▶ What you are asked to do
Each line that contains the string "plan" counts once; report how many such lines appear in the data, as a number only.

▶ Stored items
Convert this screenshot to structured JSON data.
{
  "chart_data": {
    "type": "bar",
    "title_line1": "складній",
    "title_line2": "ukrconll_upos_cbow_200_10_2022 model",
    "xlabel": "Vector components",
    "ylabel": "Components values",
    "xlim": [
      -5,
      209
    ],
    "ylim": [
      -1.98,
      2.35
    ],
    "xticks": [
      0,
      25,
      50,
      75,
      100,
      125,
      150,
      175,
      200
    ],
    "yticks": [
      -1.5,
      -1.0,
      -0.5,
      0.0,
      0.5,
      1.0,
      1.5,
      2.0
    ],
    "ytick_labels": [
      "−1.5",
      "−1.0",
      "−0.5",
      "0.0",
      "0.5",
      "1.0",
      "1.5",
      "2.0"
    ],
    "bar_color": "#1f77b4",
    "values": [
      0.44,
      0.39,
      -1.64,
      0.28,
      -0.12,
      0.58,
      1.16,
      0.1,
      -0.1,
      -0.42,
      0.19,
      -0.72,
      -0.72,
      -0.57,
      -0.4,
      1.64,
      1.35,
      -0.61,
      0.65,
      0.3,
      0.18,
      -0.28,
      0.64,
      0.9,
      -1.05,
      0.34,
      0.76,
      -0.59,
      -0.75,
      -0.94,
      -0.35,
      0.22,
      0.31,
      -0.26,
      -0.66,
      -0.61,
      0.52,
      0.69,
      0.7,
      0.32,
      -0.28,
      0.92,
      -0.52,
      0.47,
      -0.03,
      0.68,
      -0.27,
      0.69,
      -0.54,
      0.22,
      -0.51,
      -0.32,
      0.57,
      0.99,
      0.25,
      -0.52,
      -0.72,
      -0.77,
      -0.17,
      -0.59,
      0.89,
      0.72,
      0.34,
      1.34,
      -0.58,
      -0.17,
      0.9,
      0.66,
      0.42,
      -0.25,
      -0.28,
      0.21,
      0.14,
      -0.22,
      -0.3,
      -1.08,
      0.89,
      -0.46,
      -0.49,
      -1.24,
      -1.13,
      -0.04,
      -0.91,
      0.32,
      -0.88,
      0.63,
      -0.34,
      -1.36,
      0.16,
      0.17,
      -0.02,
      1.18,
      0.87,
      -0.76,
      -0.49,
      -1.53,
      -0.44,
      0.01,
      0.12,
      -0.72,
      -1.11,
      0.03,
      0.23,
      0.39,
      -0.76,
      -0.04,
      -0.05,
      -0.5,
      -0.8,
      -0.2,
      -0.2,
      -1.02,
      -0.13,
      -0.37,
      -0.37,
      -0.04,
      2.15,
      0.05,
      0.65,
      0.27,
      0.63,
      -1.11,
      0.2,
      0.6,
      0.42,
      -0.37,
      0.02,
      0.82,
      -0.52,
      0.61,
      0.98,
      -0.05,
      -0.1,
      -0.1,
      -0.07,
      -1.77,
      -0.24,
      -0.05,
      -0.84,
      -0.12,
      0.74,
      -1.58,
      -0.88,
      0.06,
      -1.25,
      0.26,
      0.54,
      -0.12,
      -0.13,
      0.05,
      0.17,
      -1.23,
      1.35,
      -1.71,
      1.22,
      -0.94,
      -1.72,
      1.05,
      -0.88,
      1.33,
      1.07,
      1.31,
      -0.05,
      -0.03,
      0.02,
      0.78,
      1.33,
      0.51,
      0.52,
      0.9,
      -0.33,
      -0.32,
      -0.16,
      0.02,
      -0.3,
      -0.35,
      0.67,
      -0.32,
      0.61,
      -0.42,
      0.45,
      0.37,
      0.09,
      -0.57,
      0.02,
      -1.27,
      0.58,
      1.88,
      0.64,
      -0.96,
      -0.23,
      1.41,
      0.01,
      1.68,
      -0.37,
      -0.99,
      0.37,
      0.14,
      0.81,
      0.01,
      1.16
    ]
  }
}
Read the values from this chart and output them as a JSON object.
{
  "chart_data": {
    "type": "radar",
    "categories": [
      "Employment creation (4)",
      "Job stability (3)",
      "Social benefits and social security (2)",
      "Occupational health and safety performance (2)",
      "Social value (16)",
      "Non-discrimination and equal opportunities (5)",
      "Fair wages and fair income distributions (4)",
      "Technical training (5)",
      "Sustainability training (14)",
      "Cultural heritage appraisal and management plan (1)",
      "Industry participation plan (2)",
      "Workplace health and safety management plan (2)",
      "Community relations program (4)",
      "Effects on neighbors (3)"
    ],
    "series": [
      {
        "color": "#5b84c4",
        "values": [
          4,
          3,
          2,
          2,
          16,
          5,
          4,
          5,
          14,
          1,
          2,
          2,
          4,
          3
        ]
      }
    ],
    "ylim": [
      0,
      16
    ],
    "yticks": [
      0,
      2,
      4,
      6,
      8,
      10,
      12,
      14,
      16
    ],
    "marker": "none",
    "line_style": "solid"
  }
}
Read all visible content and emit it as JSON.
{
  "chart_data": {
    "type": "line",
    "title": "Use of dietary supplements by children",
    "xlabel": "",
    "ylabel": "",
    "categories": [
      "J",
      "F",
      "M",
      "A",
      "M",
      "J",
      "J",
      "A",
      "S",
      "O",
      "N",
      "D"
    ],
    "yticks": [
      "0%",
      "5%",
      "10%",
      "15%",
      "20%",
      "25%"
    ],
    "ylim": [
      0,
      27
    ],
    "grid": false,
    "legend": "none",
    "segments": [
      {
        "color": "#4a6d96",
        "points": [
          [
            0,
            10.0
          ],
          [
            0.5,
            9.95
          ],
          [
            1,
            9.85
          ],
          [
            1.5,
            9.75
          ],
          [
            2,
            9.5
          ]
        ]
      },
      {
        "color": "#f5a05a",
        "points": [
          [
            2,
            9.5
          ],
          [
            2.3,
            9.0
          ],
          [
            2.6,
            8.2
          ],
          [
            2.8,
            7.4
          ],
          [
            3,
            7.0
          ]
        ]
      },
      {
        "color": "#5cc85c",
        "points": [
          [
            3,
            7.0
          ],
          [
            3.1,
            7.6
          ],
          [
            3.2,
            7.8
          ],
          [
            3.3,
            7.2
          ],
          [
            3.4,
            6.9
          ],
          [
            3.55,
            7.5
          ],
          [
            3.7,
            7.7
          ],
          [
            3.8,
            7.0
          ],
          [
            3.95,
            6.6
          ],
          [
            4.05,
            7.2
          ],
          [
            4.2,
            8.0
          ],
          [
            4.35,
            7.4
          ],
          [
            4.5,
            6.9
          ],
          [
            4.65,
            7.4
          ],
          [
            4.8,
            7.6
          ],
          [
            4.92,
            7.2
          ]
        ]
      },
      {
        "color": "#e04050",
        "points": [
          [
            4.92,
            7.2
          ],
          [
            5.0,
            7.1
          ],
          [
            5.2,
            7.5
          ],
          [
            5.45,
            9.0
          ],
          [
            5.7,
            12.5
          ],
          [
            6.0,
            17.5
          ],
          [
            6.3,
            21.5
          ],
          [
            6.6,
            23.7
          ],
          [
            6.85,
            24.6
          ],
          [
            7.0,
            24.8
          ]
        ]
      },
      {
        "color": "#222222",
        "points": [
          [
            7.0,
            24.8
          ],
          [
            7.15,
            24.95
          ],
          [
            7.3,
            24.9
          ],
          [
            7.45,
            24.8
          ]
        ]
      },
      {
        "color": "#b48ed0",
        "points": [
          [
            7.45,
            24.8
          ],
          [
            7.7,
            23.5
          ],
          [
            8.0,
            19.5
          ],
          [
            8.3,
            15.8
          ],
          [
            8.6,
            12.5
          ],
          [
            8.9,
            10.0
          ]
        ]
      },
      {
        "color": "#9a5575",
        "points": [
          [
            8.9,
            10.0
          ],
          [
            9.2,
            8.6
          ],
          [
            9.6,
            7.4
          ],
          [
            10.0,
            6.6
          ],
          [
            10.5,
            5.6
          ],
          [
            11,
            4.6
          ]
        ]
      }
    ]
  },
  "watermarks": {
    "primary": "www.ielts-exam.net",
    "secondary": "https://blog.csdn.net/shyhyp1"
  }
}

▶ Exercise output
3